-- GIVEN PROBLEM --
Spot each line that carries the word "Beschrijving"; copy those lines.
##### DATA PROVIDED
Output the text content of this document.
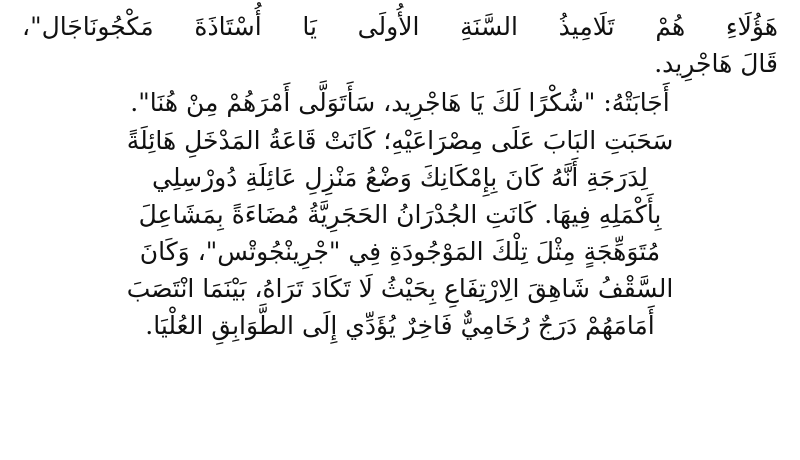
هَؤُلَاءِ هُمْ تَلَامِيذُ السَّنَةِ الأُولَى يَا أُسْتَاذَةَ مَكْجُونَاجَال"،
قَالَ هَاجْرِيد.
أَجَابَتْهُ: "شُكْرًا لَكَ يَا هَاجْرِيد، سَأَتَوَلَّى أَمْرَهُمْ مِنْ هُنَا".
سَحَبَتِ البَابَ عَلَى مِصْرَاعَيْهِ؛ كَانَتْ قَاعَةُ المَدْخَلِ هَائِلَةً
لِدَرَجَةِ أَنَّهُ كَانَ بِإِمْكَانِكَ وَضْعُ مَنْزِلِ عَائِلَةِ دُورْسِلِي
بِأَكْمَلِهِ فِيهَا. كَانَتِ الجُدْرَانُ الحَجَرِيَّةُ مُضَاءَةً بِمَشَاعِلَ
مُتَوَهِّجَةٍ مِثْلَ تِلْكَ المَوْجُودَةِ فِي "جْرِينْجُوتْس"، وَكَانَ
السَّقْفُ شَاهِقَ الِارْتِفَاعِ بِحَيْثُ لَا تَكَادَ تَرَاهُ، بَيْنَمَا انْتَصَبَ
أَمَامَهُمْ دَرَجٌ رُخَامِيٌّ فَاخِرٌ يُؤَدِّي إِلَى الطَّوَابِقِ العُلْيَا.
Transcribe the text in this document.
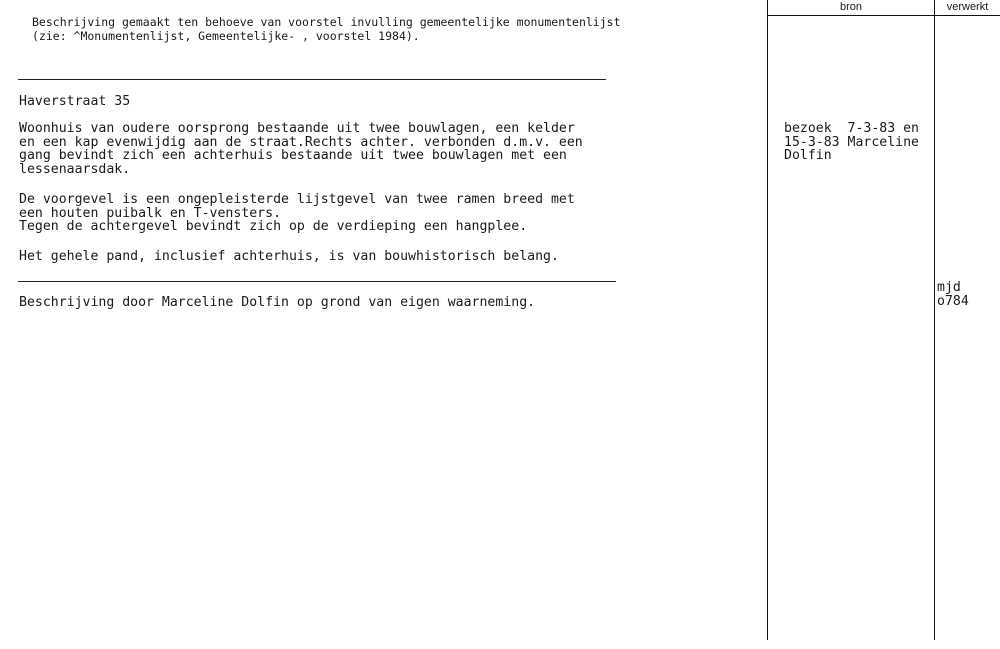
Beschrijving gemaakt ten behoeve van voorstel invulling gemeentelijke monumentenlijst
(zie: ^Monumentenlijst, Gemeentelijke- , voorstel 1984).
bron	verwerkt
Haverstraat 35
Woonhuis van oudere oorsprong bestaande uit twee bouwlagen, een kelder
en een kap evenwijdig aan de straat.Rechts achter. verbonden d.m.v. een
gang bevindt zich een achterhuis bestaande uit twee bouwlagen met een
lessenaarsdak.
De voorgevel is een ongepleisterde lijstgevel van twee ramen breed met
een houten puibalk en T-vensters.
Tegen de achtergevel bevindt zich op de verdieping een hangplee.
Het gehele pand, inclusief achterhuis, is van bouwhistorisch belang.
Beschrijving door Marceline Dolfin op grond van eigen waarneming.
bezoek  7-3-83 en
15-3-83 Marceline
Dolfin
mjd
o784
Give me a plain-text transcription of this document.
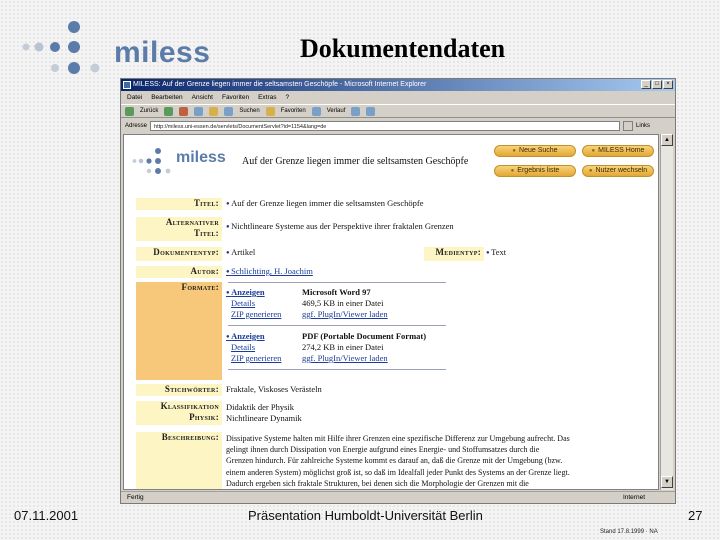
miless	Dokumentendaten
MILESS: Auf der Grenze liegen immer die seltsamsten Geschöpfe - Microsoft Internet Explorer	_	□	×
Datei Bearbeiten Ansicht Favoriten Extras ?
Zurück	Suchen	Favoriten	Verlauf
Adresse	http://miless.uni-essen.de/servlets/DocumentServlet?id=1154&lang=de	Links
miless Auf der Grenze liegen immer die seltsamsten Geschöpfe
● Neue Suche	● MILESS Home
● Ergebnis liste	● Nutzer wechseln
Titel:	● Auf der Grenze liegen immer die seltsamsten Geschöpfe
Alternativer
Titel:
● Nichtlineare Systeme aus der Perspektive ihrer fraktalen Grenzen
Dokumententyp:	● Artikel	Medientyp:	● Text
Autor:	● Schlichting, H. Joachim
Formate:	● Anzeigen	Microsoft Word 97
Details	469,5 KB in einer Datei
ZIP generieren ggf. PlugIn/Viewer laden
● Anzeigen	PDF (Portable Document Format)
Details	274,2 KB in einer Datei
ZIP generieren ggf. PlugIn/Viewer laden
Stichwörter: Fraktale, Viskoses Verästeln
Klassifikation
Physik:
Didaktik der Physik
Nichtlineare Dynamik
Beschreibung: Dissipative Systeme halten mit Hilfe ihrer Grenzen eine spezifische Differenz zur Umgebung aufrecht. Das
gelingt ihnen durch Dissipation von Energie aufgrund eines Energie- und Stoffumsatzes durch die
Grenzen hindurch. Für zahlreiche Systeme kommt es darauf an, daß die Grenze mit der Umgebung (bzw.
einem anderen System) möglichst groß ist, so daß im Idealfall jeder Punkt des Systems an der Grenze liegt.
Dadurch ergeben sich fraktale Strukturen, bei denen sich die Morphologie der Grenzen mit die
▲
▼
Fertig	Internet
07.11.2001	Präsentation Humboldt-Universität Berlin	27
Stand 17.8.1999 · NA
##########
##### DATA PROVIDED
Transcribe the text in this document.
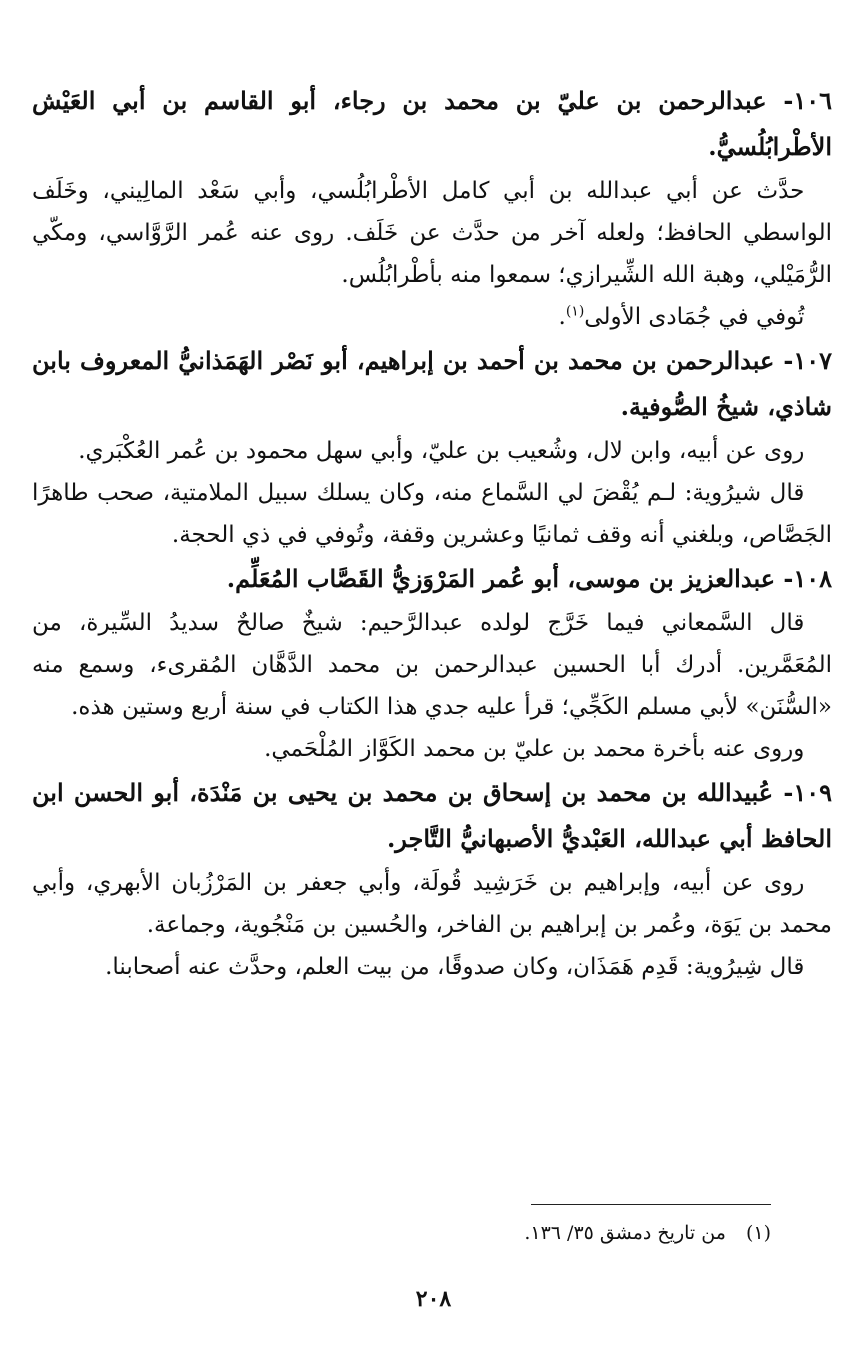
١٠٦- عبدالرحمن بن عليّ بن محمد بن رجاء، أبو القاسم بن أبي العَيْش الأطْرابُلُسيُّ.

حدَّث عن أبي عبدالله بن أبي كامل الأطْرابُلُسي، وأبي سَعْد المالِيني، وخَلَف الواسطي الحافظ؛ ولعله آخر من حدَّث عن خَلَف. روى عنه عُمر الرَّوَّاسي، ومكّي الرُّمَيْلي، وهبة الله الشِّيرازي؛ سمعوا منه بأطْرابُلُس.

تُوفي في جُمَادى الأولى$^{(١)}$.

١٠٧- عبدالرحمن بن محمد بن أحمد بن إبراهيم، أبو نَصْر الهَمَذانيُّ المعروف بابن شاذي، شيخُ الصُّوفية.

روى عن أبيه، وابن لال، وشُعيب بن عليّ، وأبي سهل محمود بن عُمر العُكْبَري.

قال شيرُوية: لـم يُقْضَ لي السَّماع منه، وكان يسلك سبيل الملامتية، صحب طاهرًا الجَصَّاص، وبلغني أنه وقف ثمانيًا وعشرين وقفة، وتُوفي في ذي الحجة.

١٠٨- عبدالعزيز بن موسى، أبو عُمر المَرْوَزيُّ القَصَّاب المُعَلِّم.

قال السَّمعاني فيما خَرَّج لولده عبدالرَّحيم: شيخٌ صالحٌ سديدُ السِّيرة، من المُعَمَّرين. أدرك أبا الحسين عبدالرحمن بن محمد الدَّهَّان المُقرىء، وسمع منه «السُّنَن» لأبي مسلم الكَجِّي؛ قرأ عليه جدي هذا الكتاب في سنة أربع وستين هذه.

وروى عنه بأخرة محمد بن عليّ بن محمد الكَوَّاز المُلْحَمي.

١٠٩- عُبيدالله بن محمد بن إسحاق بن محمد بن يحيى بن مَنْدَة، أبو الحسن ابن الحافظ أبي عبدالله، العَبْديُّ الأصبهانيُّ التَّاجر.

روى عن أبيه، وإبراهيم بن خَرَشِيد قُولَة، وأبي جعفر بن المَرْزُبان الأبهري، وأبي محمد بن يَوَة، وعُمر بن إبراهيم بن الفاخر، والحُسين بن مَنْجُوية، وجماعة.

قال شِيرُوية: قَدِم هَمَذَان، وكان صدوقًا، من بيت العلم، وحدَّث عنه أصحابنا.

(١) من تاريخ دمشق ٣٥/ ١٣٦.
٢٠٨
##########
-- RESPONSE TO THIS EXERCISE --
Beschrijving gemaakt ten behoeve van voorstel invulling gemeentelijke monumentenlijst
Beschrijving door Marceline Dolfin op grond van eigen waarneming.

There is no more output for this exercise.